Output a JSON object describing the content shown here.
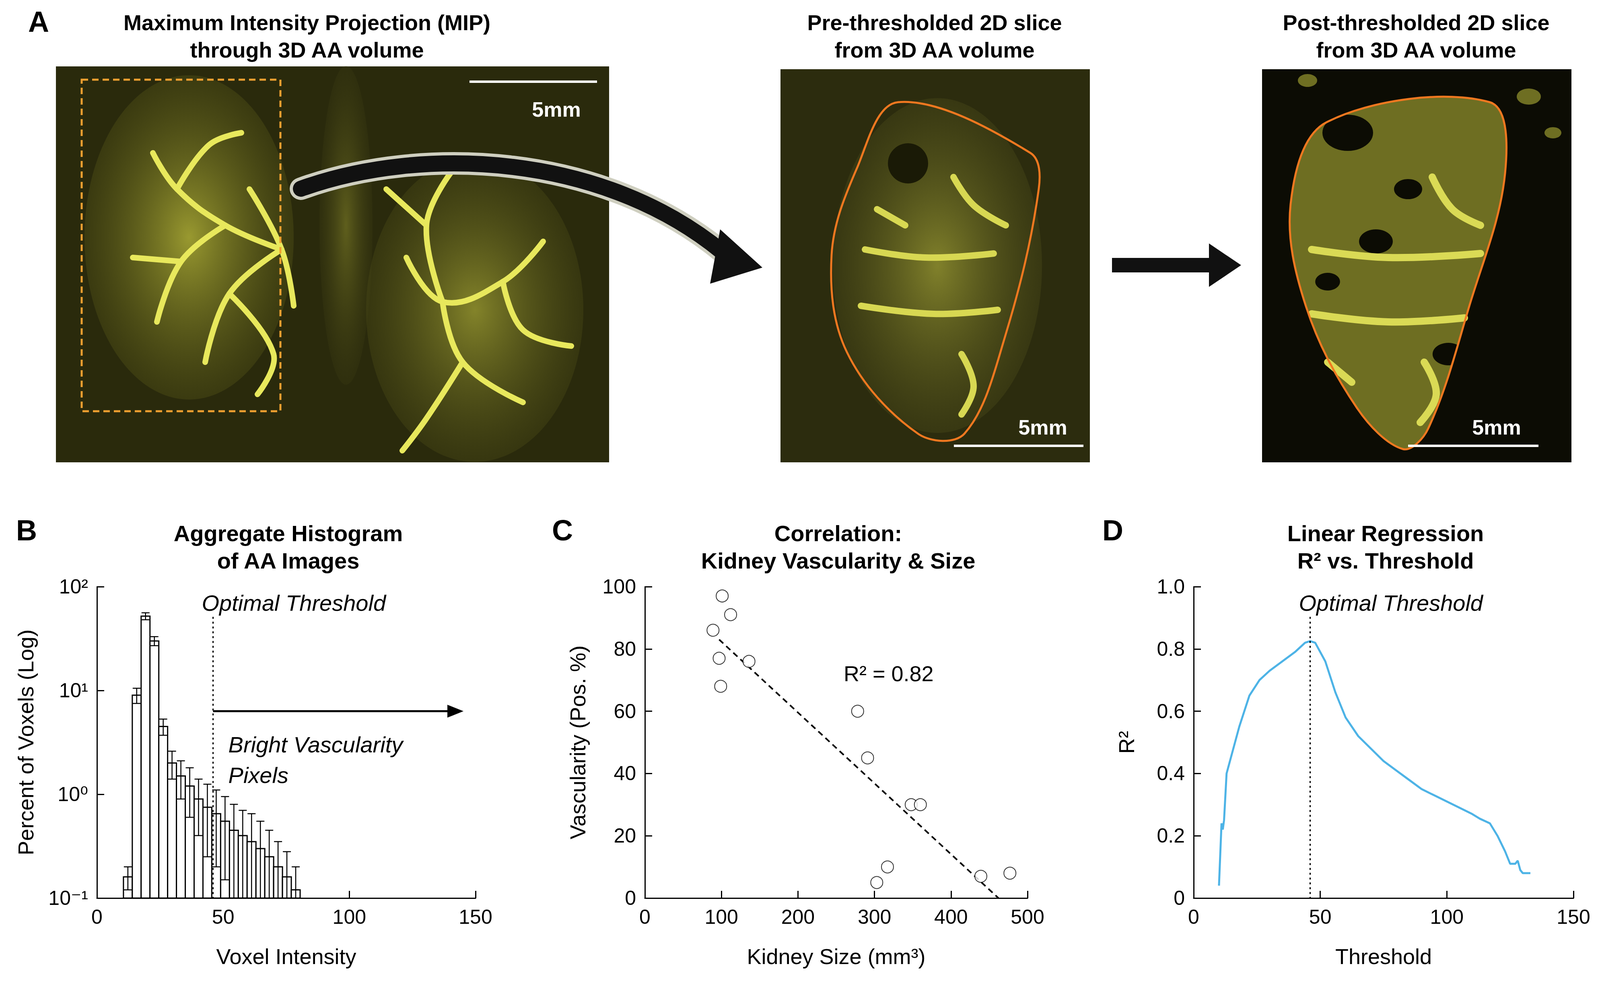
{
  "figure": {
    "panel_a": {
      "label": "A",
      "images": [
        {
          "title": "Maximum Intensity Projection (MIP)\nthrough 3D AA volume",
          "scale_bar": "5mm"
        },
        {
          "title": "Pre-thresholded 2D slice\nfrom 3D AA volume",
          "scale_bar": "5mm"
        },
        {
          "title": "Post-thresholded 2D slice\nfrom 3D AA volume",
          "scale_bar": "5mm"
        }
      ]
    }
  },
  "chart_data": [
    {
      "panel_label": "B",
      "type": "histogram",
      "title": "Aggregate Histogram\nof AA Images",
      "xlabel": "Voxel Intensity",
      "ylabel": "Percent of Voxels (Log)",
      "bins": [
        10.5,
        14,
        17.5,
        21,
        24.5,
        28,
        31.5,
        35,
        38.5,
        42,
        45.5,
        49,
        52.5,
        56,
        59.5,
        63,
        66.5,
        70,
        73.5,
        77,
        80.5
      ],
      "values": [
        0.16,
        9,
        52,
        30,
        4.5,
        2.0,
        1.5,
        1.2,
        0.9,
        0.75,
        0.65,
        0.55,
        0.45,
        0.4,
        0.35,
        0.3,
        0.25,
        0.2,
        0.16,
        0.12
      ],
      "errors": [
        0.04,
        1.5,
        4,
        3,
        0.8,
        0.6,
        0.6,
        0.6,
        0.5,
        0.5,
        0.45,
        0.4,
        0.35,
        0.3,
        0.3,
        0.25,
        0.2,
        0.15,
        0.12,
        0.08
      ],
      "color": "#ffffff",
      "log": "y",
      "grid": false,
      "xlim": [
        0,
        150
      ],
      "xticks": [
        0,
        50,
        100,
        150
      ],
      "ylim": [
        0.1,
        100
      ],
      "yticks": [
        {
          "value": 0.1,
          "label": "10⁻¹"
        },
        {
          "value": 1,
          "label": "10⁰"
        },
        {
          "value": 10,
          "label": "10¹"
        },
        {
          "value": 100,
          "label": "10²"
        }
      ],
      "threshold": {
        "x": 46,
        "label": "Optimal Threshold"
      },
      "arrow_label": "Bright Vascularity\nPixels"
    },
    {
      "panel_label": "C",
      "type": "scatter",
      "title": "Correlation:\nKidney Vascularity & Size",
      "xlabel": "Kidney Size (mm³)",
      "ylabel": "Vascularity (Pos. %)",
      "x": [
        89,
        101,
        112,
        97,
        99,
        136,
        278,
        291,
        348,
        360,
        303,
        317,
        439,
        477
      ],
      "values": [
        86,
        97,
        91,
        77,
        68,
        76,
        60,
        45,
        30,
        30,
        5,
        10,
        7,
        8
      ],
      "marker": "open_circle",
      "color": "#000000",
      "grid": false,
      "xlim": [
        0,
        500
      ],
      "xticks": [
        0,
        100,
        200,
        300,
        400,
        500
      ],
      "ylim": [
        0,
        100
      ],
      "yticks": [
        0,
        20,
        40,
        60,
        80,
        100
      ],
      "fit_line": {
        "x": [
          97,
          462
        ],
        "y": [
          83,
          0
        ],
        "line_style": "dashed"
      },
      "annotation": "R² = 0.82"
    },
    {
      "panel_label": "D",
      "type": "line",
      "title": "Linear Regression\nR² vs. Threshold",
      "xlabel": "Threshold",
      "ylabel": "R²",
      "x": [
        10,
        11,
        11.5,
        12,
        13,
        15,
        18,
        22,
        26,
        30,
        35,
        40,
        44,
        46,
        48,
        52,
        56,
        60,
        65,
        70,
        75,
        80,
        85,
        90,
        95,
        100,
        105,
        110,
        113,
        117,
        120,
        123,
        125,
        127,
        128,
        129,
        130,
        133
      ],
      "values": [
        0.04,
        0.24,
        0.22,
        0.25,
        0.4,
        0.46,
        0.55,
        0.65,
        0.7,
        0.73,
        0.76,
        0.79,
        0.82,
        0.825,
        0.82,
        0.76,
        0.66,
        0.58,
        0.52,
        0.48,
        0.44,
        0.41,
        0.38,
        0.35,
        0.33,
        0.31,
        0.29,
        0.27,
        0.255,
        0.24,
        0.2,
        0.15,
        0.11,
        0.11,
        0.12,
        0.09,
        0.08,
        0.08
      ],
      "color": "#4db3e6",
      "grid": false,
      "xlim": [
        0,
        150
      ],
      "xticks": [
        0,
        50,
        100,
        150
      ],
      "ylim": [
        0,
        1
      ],
      "yticks": [
        0,
        0.2,
        0.4,
        0.6,
        0.8,
        {
          "value": 1,
          "label": "1.0"
        }
      ],
      "threshold": {
        "x": 46,
        "label": "Optimal Threshold"
      }
    }
  ]
}
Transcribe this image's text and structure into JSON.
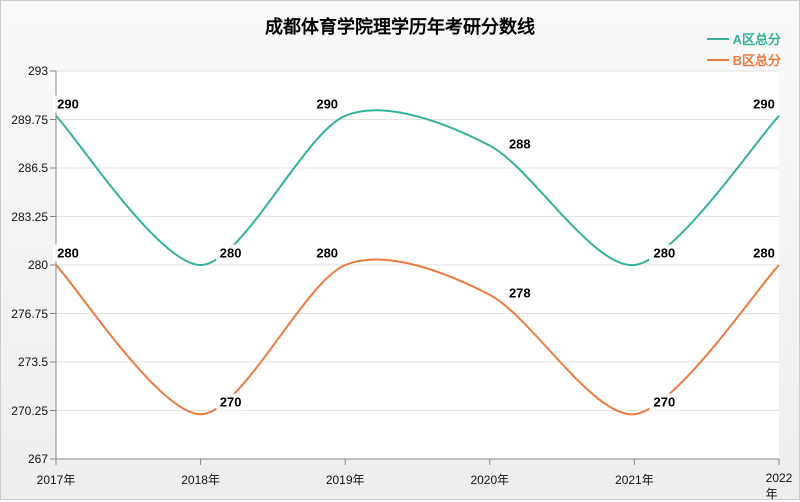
{
  "chart": {
    "type": "line-spline",
    "title": "成都体育学院理学历年考研分数线",
    "title_fontsize": 18,
    "background_gradient": [
      "#f9f9f9",
      "#eeeeee"
    ],
    "plot_background": "#ffffff",
    "grid_color": "#e2e2e2",
    "axis_color": "#888888",
    "tick_color": "#888888",
    "tick_length": 6,
    "categories": [
      "2017年",
      "2018年",
      "2019年",
      "2020年",
      "2021年",
      "2022年"
    ],
    "y_axis": {
      "min": 267,
      "max": 293,
      "ticks": [
        267,
        270.25,
        273.5,
        276.75,
        280,
        283.25,
        286.5,
        289.75,
        293
      ]
    },
    "x_label_fontsize": 12,
    "y_label_fontsize": 12,
    "data_label_fontsize": 13,
    "series": [
      {
        "name": "A区总分",
        "color": "#33b39a",
        "line_width": 2,
        "values": [
          290,
          280,
          290,
          288,
          280,
          290
        ]
      },
      {
        "name": "B区总分",
        "color": "#ec7b3f",
        "line_width": 2,
        "values": [
          280,
          270,
          280,
          278,
          270,
          280
        ]
      }
    ],
    "legend": {
      "position": "top-right",
      "fontsize": 13
    },
    "label_offsets": [
      [
        [
          12,
          0
        ],
        [
          30,
          0
        ],
        [
          -18,
          0
        ],
        [
          30,
          10
        ],
        [
          30,
          0
        ],
        [
          -15,
          0
        ]
      ],
      [
        [
          12,
          0
        ],
        [
          30,
          0
        ],
        [
          -18,
          0
        ],
        [
          30,
          10
        ],
        [
          30,
          0
        ],
        [
          -15,
          0
        ]
      ]
    ]
  }
}
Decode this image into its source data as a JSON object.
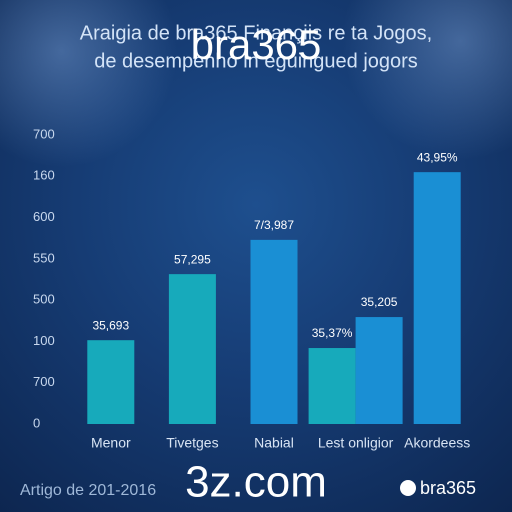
{
  "chart_data": {
    "type": "bar",
    "title": "Araigia de bra365 Finançiis re ta Jogos,",
    "subtitle": "de desempenho in eguingued jogors",
    "categories": [
      "Menor",
      "Tivetges",
      "Nabial",
      "Lest onligior",
      "Akordeess"
    ],
    "series": [
      {
        "color": "#17aabb",
        "values": [
          203,
          363,
          null,
          184,
          null
        ]
      },
      {
        "color": "#1a8fd4",
        "values": [
          null,
          null,
          446,
          259,
          610
        ]
      }
    ],
    "annotations": [
      "35,693",
      "57,295",
      "7/3,987",
      "35,37%",
      "35,205",
      "43,95%"
    ],
    "ylim": [
      0,
      700
    ],
    "yticks": [
      0,
      {
        "value": 100,
        "label": "700"
      },
      {
        "value": 200,
        "label": "100"
      },
      {
        "value": 300,
        "label": "500"
      },
      {
        "value": 400,
        "label": "550"
      },
      {
        "value": 500,
        "label": "600"
      },
      {
        "value": 600,
        "label": "160"
      },
      700
    ],
    "grid": false
  },
  "watermarks": {
    "top": "bra365",
    "bottom": "3z.com"
  },
  "footer": {
    "left": "Artigo de 201-2016",
    "right": "bra365"
  }
}
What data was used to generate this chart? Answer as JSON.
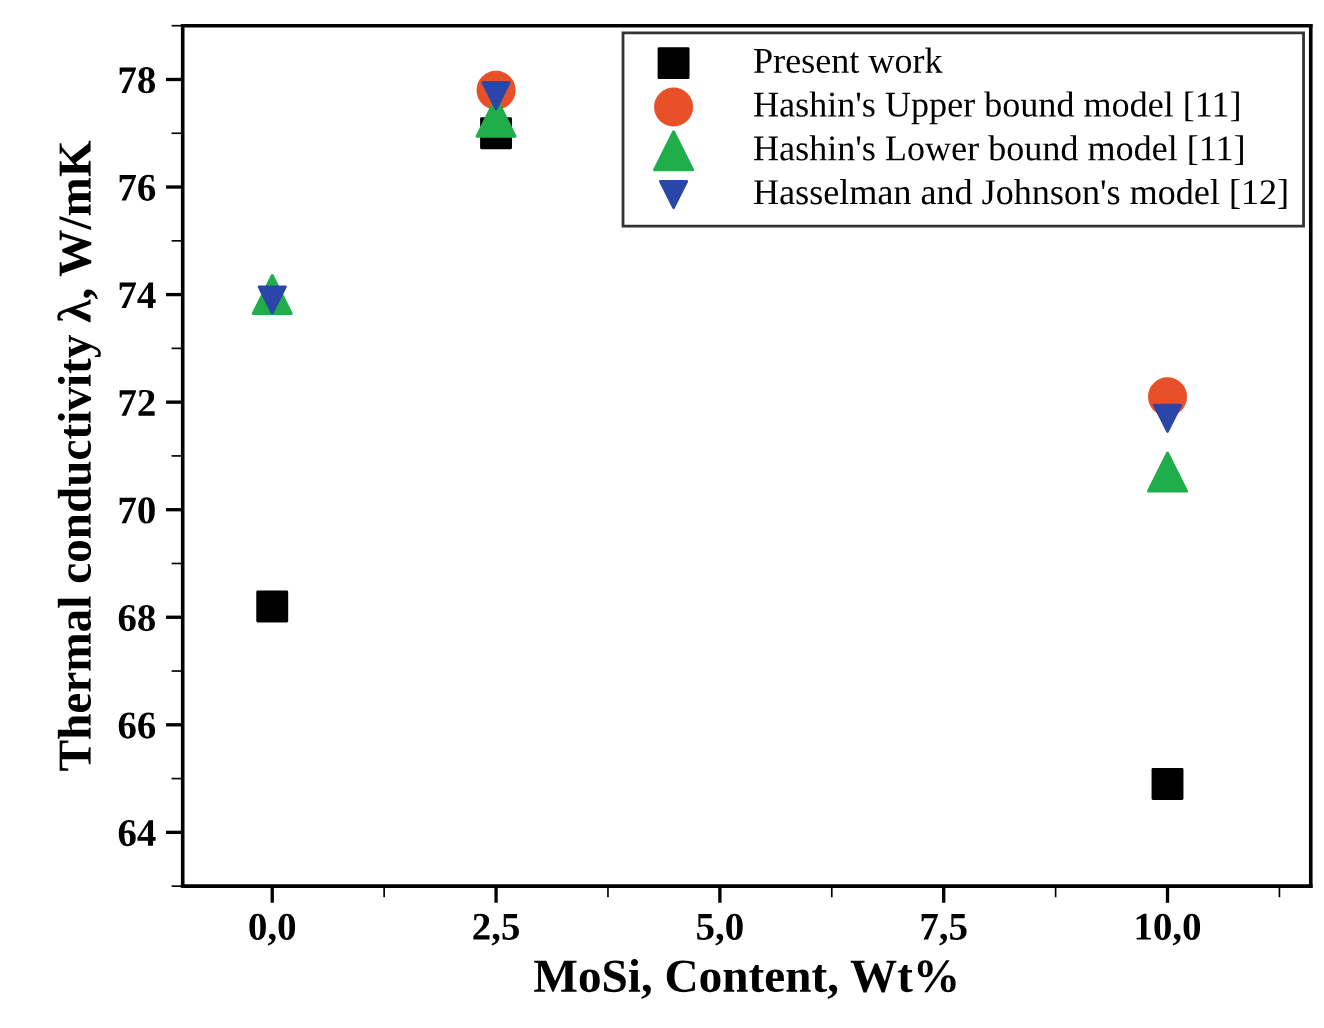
{
  "chart_data": {
    "type": "scatter",
    "xlabel": "MoSi, Content, Wt%",
    "ylabel": "Thermal conductivity λ, W/mK",
    "x": [
      0,
      2.5,
      10
    ],
    "series": [
      {
        "name": "Present work",
        "color": "#000000",
        "marker": "square",
        "values": [
          68.2,
          77.0,
          64.9
        ]
      },
      {
        "name": "Hashin's Upper bound model [11]",
        "color": "#e8502a",
        "marker": "circle",
        "values": [
          null,
          77.8,
          72.1
        ]
      },
      {
        "name": "Hashin's Lower bound model [11]",
        "color": "#1fae4a",
        "marker": "triangle",
        "values": [
          74.0,
          77.3,
          70.7
        ]
      },
      {
        "name": "Hasselman and Johnson's model [12]",
        "color": "#2a46a8",
        "marker": "triangle_down",
        "values": [
          73.9,
          77.7,
          71.7
        ]
      }
    ],
    "xlim": [
      -1.0,
      11.6
    ],
    "ylim": [
      63.0,
      79.0
    ],
    "xticks": [
      {
        "value": 0,
        "label": "0,0"
      },
      {
        "value": 2.5,
        "label": "2,5"
      },
      {
        "value": 5,
        "label": "5,0"
      },
      {
        "value": 7.5,
        "label": "7,5"
      },
      {
        "value": 10,
        "label": "10,0"
      }
    ],
    "yticks": [
      64,
      66,
      68,
      70,
      72,
      74,
      76,
      78
    ],
    "grid": false,
    "legend": "top right"
  }
}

● **Set exercise**
Review the preceding data and report every line that includes the string "Vascularity".

● **Reply**
      "arrow_label": "Bright Vascularity\nPixels"
      "title": "Correlation:\nKidney Vascularity & Size",
      "ylabel": "Vascularity (Pos. %)",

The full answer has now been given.